Si me queréis, irse

IV Ruta de la Barbarie

CUENTAN los viejos que hubo una vez una ciudad rodeada por murallas en la que todo el mundo tenía miedo a salir. Cuentan que en 1340 se libró una batalla en las inmediaciones de la laguna de la Janda en la que los cristianos ganaron a los musulmanes, tomando el control del estrecho de Gibraltar e impidiendo el desembarco de tropas provenientes del norte de África. Cuentan que entonces los asustados habitantes traspasaron los viejos muros y empezaron a construir casas alrededor de una pequeña ermita dedicada a San Miguel. Fue entonces cuando nació uno de los barrios más señeros de Jerez. Pasaron los años y a las casas de los agricultores y artesanos se sumaron los palacios de los nobles, y llegaron ermitas y conventos, marqueses y casas de vecinos, burgueses enriquecidos con el comercio de vinos y gitanos que desgranaron con la fuerza de su garganta lo mejor del cante flamenco. Y la belleza se fue posando siglo tras siglo sobre el barrio. En la cal de las casas de Santa Clara, en el mármol de los palacios, en los naranjos de la Corredera, en la filigrana de piedra de la torre de San Miguel, en los nombres viejos de las calles viejas: Berrocalas, Encaramada, Cazón, Zarza, San Antón, Granados, Sol, Molineros, Campana, Empedrada, Pañuelo, Guarnidos, Porvenir, Cerrofuerte, Cruz Vieja, plazuela Orellana...

Un lugar lleno de vida que comenzó su declive a mediados del siglo XX. Las barriadas poco a poco fueron dejando vacías las apiñadas casas de vecinos mientras que los grandes señores emigraron a chalets de nuevas zonas residenciales, mucho más confortables que los vetustos caserones. San Miguel poco a poco se fue apagando, descendiendo lentamente al estado de postración en que se encuentra hoy día. Villapanés sufrió un escarnio ejemplar, medio abandonado y con sus pinturas y yeserías barrocas viniéndose al suelo, medio restaurado por una panda de ceporros, y coronado de espinas por el monumento de Lola Flores y sus olivos adyacentes. Aparecieron los solares infectos, los palacios en ruina, los viejos edificios devorados sin piedad por tiburones inmobiliarios, el esperpéntico monumento de La Paquera amenazando a los viandantes a la par que destruye una perspectiva urbana histórica. La Barbarie.

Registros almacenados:
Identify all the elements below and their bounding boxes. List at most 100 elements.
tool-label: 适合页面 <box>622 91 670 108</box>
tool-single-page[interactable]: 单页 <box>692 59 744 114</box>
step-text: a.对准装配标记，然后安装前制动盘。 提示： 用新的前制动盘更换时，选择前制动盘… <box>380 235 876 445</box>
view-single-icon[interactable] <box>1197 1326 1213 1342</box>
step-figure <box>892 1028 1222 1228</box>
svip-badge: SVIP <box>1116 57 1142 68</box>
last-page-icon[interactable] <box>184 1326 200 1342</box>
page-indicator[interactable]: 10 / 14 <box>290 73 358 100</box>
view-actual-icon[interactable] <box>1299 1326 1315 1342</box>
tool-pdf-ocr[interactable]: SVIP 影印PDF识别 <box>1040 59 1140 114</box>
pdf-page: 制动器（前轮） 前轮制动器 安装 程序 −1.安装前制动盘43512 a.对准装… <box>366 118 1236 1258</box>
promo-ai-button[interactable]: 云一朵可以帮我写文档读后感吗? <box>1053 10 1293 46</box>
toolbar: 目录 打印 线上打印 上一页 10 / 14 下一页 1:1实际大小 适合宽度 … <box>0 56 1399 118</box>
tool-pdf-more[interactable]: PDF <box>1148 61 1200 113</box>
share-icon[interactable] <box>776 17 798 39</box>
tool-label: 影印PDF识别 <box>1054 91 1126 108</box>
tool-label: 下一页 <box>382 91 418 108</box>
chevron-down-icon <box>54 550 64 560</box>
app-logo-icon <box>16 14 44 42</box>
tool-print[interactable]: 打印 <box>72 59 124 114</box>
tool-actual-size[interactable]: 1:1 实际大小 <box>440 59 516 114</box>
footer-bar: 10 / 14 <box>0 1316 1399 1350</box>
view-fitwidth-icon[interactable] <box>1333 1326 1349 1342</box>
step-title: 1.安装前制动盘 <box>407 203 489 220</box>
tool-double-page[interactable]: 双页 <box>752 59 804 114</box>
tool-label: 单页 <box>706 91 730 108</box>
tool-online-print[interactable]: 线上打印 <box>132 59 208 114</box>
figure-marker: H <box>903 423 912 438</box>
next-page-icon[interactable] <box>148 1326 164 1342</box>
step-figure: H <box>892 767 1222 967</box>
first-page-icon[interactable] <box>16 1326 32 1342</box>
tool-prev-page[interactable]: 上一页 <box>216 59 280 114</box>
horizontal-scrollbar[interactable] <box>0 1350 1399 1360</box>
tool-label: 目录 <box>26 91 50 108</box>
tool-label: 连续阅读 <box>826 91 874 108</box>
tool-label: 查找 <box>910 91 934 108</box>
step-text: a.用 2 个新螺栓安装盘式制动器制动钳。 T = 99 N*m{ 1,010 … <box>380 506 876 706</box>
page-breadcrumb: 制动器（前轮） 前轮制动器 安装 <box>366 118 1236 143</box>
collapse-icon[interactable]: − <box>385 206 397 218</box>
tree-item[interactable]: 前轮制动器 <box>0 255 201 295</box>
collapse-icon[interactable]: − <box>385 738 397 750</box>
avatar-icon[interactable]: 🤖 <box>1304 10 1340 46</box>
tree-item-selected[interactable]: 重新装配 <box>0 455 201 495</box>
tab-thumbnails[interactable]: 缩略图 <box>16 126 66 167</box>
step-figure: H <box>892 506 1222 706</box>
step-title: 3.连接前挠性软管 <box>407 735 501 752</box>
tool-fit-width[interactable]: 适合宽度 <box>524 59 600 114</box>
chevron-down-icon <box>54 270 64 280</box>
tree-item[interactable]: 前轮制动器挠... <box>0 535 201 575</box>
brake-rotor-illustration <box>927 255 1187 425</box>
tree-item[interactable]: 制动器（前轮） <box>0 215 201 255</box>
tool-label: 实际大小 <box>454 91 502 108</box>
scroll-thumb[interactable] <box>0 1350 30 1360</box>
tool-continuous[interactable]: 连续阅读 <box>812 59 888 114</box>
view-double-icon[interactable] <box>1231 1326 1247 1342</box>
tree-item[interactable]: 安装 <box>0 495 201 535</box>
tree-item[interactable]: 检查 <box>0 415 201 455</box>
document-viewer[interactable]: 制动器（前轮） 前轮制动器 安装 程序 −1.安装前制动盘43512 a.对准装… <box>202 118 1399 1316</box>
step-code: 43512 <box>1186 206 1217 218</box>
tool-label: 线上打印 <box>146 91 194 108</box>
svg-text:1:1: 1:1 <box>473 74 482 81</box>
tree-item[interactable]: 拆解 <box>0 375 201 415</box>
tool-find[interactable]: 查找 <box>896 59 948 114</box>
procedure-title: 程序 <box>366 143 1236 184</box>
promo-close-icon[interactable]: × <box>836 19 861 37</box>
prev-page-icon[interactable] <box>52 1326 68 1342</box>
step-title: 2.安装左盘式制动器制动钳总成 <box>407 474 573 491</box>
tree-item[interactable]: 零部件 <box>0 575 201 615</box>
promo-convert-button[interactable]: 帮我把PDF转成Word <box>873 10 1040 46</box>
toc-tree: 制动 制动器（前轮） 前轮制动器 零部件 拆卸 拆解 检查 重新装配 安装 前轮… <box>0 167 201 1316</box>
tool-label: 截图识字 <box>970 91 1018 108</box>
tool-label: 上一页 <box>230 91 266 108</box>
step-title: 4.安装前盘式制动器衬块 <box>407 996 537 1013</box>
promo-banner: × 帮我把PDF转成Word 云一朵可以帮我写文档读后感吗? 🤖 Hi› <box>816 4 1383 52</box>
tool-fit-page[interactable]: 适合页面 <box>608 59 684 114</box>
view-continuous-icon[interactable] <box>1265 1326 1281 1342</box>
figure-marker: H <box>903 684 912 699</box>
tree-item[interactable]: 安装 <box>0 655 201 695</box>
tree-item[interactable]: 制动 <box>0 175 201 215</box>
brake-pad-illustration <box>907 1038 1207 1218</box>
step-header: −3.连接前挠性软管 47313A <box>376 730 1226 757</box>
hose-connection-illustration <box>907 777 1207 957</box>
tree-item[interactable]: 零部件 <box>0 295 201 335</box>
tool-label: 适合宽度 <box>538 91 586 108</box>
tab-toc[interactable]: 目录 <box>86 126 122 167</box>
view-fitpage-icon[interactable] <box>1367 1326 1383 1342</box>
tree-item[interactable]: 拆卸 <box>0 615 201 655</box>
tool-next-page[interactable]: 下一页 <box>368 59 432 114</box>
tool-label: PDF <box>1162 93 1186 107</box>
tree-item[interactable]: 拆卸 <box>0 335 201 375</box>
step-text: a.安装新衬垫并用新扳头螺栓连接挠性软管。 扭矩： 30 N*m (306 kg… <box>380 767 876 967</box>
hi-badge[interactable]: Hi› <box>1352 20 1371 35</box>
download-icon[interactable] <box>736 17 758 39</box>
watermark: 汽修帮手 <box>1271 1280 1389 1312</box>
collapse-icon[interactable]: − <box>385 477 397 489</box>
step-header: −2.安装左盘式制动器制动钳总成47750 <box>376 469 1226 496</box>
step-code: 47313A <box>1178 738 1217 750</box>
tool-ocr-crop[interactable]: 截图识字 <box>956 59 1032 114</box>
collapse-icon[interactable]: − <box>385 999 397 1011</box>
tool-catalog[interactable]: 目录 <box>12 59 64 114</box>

**Ejercicios propuestos:**
[A] Según el texto sobre el barrio de San Miguel de Jerez, ¿por qué empezaron los habitantes a construir casas fuera de las murallas? Responde en una a tres oraciones.
[B] En el texto sobre el barrio de San Miguel de Jerez, ¿a quién estaba dedicada la pequeña ermita en torno a la cual se construyeron las primeras casas?

**Respuestas redactadas:**
[A] En 1340, junto a la laguna de la Janda, los cristianos vencieron a los musulmanes y tomaron el control del estrecho de Gibraltar, lo que impidió el desembarco de tropas del norte de África. Por eso los habitantes, que antes tenían miedo a salir, traspasaron los viejos muros y edificaron alrededor de una pequeña ermita.

[B] A San Miguel.